Extract each line from the entries below that has the string "benefits" in it.

**** STORED ROWS

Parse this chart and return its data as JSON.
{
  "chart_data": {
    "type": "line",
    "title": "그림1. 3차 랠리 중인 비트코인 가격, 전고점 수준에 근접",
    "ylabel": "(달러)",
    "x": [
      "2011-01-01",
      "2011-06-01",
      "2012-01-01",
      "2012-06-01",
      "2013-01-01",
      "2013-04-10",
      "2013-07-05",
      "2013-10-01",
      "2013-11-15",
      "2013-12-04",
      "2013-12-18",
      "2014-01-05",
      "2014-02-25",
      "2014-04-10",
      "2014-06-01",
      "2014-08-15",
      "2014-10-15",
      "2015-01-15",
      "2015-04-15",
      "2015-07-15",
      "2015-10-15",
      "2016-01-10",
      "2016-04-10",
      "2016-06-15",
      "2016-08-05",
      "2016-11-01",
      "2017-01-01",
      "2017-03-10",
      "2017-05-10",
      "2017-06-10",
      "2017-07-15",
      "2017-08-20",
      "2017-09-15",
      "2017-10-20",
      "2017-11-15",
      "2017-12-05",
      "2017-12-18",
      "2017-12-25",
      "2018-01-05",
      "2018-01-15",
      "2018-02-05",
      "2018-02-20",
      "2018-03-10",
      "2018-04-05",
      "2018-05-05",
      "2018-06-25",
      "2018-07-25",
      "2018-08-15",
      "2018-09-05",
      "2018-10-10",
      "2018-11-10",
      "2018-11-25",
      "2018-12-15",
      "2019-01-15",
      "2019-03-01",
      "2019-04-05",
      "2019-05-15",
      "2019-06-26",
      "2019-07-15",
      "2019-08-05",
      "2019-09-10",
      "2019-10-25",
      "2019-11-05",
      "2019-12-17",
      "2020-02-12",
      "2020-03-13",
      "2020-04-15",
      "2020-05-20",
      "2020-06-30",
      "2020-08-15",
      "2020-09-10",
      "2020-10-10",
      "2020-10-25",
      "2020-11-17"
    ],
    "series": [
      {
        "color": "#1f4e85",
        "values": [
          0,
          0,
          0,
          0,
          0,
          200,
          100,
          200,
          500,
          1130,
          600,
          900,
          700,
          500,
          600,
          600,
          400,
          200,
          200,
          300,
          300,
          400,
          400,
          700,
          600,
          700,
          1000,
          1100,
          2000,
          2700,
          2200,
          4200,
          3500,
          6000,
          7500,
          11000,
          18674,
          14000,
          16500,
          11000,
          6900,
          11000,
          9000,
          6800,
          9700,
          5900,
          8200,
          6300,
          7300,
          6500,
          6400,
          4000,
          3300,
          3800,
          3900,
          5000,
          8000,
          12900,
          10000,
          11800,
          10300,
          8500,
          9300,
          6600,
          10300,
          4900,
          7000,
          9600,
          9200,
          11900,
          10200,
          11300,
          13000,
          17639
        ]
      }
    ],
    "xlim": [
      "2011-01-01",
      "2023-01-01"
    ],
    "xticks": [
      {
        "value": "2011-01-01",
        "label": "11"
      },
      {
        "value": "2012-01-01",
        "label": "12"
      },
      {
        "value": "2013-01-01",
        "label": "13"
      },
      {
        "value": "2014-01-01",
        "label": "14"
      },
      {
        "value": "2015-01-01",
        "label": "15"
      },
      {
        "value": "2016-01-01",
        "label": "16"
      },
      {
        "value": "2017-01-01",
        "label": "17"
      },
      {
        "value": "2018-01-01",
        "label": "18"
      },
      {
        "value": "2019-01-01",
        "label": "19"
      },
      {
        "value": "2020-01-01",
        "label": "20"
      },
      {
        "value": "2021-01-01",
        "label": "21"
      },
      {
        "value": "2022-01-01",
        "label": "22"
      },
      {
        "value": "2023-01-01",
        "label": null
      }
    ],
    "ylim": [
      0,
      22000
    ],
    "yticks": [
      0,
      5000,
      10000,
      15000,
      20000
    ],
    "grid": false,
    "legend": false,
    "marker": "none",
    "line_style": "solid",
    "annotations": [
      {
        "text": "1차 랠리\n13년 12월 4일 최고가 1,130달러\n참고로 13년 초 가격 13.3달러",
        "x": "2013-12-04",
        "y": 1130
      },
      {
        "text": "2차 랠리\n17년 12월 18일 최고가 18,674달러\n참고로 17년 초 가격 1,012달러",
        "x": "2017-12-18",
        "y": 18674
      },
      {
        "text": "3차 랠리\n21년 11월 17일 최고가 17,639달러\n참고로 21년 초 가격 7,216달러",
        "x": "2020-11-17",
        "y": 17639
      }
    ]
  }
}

********
**** STORED ROWS

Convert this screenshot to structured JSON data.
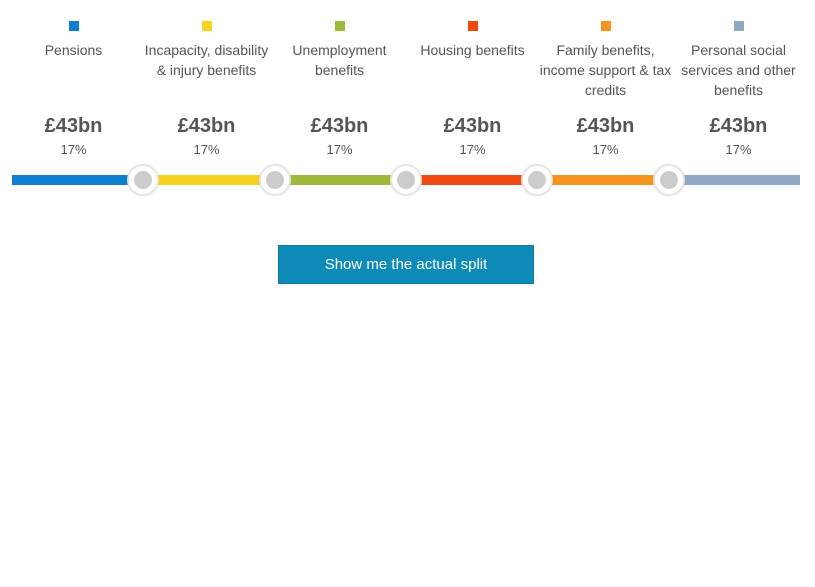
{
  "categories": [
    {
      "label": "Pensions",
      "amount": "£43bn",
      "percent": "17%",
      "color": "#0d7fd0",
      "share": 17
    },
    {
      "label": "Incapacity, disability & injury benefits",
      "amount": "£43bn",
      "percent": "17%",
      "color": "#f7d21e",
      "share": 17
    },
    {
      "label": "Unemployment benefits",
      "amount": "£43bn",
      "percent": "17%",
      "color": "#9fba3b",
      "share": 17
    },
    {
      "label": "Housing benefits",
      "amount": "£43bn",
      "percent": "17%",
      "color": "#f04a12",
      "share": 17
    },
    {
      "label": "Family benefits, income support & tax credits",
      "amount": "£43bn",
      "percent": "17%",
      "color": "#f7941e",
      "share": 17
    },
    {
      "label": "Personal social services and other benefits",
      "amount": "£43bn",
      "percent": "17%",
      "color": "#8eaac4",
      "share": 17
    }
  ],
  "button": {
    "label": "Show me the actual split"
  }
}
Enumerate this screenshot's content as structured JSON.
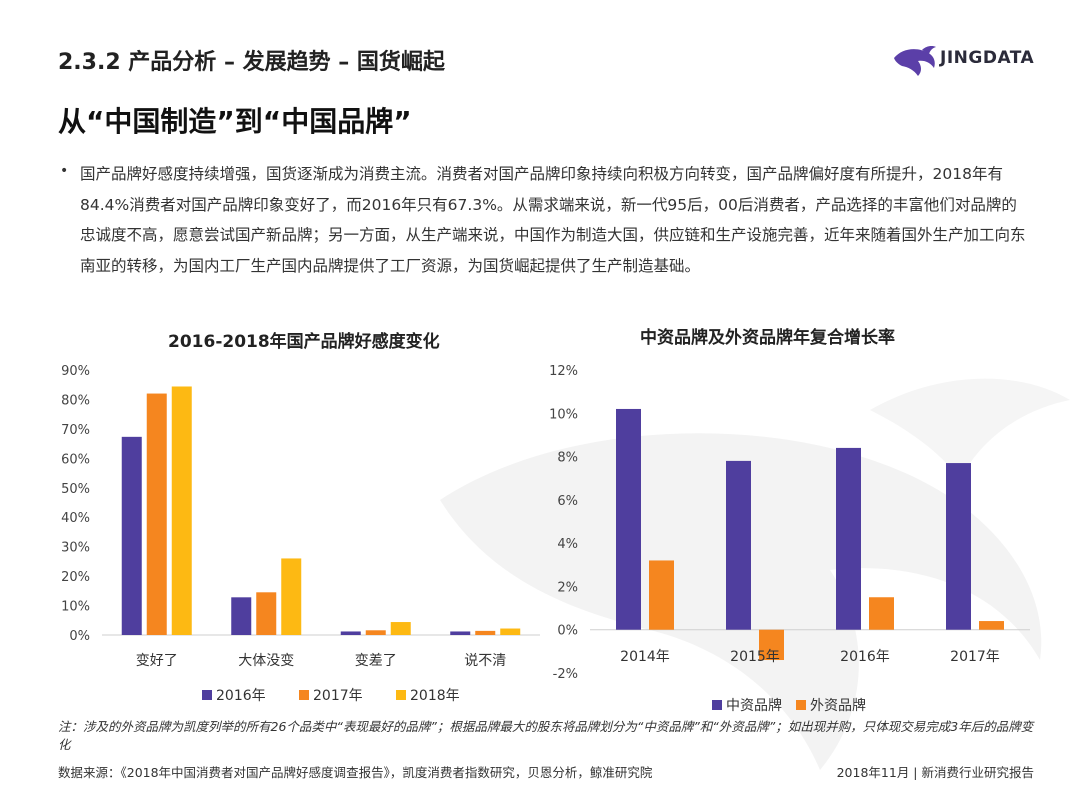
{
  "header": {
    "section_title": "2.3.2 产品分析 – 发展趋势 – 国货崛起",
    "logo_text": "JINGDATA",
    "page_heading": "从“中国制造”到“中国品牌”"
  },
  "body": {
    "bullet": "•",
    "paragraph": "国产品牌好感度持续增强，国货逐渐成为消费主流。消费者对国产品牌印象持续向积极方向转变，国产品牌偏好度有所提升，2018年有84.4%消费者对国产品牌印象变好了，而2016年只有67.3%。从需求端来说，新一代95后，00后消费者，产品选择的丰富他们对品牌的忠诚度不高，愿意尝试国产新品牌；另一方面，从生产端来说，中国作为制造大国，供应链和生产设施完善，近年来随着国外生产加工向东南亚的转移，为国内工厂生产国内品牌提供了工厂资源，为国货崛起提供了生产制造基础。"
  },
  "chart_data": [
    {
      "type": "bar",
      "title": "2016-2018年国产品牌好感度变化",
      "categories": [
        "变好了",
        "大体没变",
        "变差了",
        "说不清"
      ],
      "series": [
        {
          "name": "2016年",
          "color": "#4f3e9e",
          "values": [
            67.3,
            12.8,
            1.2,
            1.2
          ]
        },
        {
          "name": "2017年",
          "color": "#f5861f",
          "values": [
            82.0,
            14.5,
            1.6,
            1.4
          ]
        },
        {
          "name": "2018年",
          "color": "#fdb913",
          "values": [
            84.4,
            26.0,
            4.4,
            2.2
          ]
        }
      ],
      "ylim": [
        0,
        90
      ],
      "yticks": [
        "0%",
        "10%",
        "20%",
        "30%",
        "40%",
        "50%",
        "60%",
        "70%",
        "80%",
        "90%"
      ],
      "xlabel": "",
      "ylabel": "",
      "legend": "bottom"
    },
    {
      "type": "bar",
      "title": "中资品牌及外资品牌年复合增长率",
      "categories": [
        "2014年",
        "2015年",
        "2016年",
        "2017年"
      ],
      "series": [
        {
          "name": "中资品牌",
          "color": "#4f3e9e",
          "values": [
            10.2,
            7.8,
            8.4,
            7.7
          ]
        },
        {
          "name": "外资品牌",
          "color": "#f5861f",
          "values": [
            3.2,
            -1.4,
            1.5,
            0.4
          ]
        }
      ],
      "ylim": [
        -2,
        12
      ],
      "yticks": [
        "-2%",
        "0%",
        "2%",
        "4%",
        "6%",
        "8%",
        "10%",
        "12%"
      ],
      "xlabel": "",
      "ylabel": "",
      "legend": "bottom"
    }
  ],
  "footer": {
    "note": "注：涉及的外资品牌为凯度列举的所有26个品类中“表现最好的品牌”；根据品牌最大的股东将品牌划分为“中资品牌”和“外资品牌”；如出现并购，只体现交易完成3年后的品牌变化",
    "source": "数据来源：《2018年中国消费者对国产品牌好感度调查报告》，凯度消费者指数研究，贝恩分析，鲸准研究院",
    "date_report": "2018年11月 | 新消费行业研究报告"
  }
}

********

SOLUTION FOR THIS EXERCISE:
      "label": "Incapacity, disability & injury benefits",
      "label": "Unemployment benefits",
      "label": "Housing benefits",
      "label": "Family benefits, income support & tax credits",
      "label": "Personal social services and other benefits",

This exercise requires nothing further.